# Exercise task
Filter these entries so that only lines with the word "Labor" remain.

# Dataset
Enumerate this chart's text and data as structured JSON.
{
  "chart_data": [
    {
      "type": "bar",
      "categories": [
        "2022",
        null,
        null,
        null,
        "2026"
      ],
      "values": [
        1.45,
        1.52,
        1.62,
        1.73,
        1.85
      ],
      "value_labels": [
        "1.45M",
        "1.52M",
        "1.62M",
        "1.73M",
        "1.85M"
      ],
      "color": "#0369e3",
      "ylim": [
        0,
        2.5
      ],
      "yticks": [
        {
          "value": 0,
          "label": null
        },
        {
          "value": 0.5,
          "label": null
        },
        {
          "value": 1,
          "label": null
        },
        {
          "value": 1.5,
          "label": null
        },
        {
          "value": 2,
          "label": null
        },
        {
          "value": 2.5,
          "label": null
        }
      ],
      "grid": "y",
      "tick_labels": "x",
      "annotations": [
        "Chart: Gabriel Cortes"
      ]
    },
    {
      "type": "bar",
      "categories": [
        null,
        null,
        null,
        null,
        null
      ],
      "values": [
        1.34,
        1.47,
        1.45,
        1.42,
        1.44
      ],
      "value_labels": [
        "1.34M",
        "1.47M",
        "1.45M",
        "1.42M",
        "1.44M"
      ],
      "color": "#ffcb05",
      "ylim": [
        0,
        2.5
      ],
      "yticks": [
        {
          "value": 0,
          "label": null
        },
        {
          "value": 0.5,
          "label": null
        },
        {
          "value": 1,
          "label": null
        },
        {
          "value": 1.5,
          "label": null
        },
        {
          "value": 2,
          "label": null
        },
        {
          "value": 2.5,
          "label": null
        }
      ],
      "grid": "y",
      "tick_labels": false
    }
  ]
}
---
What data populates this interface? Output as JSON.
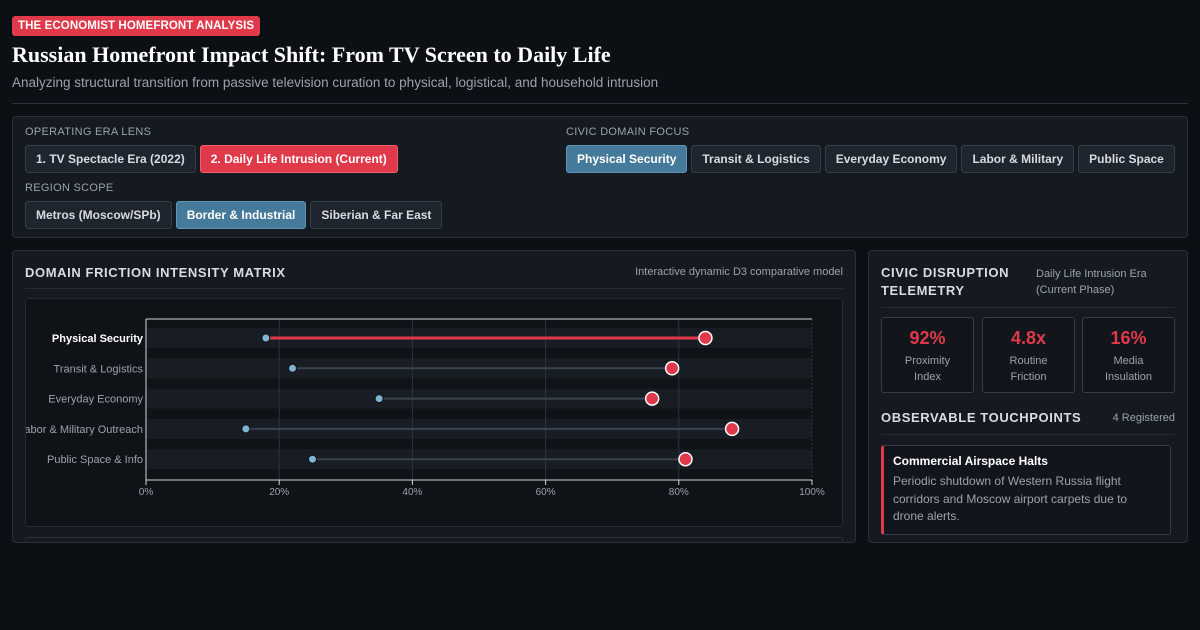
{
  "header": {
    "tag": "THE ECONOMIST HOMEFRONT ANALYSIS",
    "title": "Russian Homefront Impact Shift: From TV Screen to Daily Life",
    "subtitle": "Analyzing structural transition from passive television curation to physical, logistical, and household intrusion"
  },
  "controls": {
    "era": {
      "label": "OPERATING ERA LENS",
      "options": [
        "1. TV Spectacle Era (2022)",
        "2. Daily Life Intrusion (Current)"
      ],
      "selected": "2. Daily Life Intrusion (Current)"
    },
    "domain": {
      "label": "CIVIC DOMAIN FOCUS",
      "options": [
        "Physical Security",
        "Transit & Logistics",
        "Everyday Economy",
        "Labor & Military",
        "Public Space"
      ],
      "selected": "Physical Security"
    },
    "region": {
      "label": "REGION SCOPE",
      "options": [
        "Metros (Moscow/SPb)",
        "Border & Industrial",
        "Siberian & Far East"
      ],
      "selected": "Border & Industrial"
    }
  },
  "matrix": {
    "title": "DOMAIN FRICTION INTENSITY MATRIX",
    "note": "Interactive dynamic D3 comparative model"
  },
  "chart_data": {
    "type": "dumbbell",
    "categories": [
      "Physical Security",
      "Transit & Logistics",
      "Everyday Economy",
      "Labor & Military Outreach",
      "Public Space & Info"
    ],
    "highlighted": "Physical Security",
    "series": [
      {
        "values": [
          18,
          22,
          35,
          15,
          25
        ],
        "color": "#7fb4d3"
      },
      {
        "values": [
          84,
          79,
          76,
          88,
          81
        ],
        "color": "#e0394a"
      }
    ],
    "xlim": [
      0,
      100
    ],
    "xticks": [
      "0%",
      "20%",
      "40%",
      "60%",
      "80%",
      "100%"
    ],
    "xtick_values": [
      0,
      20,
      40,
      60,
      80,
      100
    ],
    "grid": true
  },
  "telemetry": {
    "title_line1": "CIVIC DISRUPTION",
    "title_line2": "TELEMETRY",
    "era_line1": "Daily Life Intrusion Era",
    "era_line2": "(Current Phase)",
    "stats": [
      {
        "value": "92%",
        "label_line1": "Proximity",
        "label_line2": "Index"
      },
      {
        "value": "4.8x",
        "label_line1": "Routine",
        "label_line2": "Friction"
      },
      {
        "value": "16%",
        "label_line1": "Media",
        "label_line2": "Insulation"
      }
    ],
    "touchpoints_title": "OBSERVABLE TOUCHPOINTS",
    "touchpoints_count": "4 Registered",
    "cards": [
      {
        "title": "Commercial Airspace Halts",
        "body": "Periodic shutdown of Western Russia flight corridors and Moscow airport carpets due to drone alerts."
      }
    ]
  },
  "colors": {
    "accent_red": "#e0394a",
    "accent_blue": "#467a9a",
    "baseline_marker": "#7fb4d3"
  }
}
* * *
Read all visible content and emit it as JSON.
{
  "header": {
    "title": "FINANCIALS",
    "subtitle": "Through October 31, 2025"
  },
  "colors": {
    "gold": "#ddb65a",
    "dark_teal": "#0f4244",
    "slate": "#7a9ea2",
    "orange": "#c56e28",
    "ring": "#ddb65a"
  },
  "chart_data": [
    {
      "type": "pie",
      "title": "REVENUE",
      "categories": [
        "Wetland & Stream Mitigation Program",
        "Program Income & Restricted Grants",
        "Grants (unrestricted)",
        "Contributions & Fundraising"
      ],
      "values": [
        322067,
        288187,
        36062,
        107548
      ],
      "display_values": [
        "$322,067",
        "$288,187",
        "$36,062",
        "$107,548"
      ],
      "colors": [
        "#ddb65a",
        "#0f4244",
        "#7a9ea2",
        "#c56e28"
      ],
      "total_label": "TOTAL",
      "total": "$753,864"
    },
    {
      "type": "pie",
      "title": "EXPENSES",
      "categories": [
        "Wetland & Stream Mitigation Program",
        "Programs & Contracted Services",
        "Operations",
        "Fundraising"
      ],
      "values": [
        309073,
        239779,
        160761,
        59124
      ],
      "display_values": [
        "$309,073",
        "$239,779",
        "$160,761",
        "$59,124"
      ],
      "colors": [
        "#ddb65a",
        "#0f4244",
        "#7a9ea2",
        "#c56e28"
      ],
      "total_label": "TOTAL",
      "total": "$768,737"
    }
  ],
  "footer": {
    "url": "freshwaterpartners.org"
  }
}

# Answer to the exercise
        "Labor & Military",
      "Labor & Military Outreach",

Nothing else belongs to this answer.